Within the records that follow, find every line containing the string "Table". Copy those lines.

START Data lines

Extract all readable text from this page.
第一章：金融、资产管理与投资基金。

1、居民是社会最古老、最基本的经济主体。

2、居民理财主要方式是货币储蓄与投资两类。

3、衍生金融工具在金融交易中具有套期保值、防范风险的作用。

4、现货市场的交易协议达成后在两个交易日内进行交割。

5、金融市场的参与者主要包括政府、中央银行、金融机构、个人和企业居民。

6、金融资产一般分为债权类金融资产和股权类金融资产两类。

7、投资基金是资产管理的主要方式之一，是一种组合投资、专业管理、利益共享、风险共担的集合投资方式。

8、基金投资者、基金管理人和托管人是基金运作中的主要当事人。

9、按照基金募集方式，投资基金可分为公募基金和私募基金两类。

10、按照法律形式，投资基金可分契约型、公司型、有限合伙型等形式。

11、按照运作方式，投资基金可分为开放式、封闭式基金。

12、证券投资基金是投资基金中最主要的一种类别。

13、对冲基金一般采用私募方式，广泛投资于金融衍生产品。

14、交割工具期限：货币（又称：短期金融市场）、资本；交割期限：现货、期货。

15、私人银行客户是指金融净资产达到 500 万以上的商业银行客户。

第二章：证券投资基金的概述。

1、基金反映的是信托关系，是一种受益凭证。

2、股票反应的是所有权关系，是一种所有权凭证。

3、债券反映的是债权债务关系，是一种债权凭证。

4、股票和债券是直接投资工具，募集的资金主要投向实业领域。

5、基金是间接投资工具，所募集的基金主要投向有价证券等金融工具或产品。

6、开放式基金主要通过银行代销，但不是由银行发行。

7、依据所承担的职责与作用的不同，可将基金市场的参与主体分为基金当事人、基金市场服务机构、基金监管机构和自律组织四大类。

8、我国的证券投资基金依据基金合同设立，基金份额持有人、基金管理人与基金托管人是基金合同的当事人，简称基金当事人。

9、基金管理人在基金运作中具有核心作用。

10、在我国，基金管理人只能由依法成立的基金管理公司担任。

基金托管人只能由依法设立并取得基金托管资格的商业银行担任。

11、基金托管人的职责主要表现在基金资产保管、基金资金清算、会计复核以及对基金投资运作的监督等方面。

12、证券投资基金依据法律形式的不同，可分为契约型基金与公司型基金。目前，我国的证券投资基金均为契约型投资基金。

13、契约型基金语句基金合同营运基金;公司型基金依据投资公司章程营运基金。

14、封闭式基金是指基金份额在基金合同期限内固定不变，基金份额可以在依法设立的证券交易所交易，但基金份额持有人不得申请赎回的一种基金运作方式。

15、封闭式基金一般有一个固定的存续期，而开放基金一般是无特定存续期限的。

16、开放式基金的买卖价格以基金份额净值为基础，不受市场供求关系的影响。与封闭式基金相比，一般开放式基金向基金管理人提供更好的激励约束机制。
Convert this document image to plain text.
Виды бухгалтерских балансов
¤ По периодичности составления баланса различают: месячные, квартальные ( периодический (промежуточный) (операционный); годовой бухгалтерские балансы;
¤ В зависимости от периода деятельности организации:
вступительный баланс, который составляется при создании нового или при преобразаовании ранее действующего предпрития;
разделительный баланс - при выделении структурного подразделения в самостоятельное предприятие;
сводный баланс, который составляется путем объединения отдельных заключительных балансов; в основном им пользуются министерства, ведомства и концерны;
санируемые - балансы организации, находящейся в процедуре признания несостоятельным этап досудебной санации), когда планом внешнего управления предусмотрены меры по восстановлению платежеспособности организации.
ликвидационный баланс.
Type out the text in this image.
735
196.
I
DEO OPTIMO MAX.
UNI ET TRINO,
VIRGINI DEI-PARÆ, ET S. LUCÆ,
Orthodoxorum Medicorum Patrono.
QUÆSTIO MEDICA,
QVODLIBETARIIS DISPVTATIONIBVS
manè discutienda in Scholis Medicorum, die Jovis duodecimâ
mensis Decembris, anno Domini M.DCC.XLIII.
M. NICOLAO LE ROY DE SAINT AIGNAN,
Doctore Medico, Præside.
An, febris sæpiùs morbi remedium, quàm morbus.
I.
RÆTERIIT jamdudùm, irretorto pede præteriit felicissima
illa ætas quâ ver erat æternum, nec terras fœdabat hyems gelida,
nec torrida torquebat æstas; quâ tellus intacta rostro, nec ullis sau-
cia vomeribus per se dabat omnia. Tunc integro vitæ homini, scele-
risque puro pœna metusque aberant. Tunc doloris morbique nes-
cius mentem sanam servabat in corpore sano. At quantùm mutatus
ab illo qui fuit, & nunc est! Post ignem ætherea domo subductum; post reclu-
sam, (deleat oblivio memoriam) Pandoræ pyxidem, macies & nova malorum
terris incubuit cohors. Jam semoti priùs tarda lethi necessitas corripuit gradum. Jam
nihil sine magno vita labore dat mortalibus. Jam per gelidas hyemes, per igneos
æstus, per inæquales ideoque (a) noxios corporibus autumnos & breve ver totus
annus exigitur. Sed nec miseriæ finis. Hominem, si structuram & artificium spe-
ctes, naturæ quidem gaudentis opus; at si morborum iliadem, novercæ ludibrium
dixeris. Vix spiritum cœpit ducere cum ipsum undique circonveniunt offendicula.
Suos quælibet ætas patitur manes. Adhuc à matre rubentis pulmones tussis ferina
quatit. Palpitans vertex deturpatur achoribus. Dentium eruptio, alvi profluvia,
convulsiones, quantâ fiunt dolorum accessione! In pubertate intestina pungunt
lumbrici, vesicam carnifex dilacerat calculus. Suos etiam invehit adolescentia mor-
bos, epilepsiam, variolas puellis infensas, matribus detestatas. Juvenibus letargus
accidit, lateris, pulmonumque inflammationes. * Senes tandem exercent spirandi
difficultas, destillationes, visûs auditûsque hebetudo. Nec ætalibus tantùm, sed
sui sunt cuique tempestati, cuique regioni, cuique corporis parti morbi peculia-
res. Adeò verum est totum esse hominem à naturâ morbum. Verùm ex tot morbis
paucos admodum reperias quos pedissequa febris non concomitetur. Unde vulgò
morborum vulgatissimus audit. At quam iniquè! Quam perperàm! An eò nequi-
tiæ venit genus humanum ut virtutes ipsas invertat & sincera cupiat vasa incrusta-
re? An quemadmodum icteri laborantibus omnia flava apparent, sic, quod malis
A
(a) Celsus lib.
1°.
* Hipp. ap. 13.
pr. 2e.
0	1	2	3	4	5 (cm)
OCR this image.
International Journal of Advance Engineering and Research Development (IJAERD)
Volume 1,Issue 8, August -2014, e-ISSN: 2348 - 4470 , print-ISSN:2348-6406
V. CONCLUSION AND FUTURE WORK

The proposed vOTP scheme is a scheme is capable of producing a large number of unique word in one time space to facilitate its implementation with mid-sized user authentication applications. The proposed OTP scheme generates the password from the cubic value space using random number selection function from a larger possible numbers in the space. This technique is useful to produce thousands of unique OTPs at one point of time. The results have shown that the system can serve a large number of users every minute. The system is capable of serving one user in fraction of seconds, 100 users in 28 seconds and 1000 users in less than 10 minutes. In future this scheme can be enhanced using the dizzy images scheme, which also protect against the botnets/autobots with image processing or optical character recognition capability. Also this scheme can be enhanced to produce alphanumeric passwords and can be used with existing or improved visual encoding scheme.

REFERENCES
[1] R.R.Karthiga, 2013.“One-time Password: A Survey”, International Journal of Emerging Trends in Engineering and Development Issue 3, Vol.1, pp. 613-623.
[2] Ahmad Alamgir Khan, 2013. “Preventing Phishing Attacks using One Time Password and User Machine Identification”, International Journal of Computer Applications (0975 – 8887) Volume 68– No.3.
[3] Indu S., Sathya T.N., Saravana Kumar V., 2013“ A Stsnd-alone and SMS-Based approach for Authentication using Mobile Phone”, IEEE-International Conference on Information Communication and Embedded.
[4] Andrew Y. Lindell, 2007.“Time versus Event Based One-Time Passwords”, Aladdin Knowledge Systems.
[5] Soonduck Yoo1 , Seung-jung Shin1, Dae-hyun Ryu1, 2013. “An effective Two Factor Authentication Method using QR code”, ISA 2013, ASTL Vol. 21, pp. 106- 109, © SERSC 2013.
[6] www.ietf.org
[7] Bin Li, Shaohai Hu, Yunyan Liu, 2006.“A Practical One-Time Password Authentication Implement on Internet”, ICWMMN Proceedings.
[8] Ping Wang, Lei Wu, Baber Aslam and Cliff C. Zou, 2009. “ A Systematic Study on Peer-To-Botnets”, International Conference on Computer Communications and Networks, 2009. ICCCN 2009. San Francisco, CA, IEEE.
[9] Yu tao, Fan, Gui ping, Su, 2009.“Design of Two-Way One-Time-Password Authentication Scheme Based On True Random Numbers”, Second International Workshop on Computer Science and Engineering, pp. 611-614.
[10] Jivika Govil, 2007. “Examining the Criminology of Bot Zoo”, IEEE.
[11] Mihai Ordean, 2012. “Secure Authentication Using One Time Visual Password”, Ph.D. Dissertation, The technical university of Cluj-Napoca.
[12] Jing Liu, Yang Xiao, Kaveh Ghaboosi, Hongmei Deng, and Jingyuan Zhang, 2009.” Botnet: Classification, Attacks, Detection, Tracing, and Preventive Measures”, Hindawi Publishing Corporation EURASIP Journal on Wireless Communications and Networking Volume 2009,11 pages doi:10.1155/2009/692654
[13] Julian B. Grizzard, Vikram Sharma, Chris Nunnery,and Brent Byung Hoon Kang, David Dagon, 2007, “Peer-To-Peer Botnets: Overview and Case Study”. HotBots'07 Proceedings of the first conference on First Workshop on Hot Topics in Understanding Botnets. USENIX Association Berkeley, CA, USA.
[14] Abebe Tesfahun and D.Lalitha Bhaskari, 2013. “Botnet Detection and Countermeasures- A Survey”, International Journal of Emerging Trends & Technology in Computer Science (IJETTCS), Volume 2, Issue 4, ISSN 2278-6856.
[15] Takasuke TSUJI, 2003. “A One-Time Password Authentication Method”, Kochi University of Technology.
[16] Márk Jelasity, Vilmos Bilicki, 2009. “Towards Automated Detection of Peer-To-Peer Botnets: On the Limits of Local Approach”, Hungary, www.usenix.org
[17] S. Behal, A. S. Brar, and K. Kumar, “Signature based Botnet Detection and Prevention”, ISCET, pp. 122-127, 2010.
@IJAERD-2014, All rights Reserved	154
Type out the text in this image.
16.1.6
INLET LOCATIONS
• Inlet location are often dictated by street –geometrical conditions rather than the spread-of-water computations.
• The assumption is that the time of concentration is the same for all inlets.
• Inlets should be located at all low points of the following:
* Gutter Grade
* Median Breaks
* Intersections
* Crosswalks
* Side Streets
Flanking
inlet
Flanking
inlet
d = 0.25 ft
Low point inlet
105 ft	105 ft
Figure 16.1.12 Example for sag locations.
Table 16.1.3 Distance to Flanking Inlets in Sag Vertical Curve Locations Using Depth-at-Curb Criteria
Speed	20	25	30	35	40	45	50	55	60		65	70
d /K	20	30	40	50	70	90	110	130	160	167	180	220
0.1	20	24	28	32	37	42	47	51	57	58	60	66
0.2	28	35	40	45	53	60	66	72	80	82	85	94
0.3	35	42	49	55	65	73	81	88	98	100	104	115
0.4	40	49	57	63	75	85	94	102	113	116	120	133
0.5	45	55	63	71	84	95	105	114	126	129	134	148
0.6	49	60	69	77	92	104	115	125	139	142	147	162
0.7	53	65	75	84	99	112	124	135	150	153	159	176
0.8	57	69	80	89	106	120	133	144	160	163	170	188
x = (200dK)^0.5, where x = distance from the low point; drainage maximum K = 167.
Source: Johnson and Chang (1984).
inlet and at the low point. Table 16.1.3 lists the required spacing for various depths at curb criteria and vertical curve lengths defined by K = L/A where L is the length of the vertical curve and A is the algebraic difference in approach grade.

END Data lines

*Response to this exercise*:
Table 16.1.3 Distance to Flanking Inlets in Sag Vertical Curve Locations Using Depth-at-Curb Criteria
inlet and at the low point. Table 16.1.3 lists the required spacing for various depths at curb criteria and vertical curve lengths defined by K = L/A where L is the length of the vertical curve and A is the algebraic difference in approach grade.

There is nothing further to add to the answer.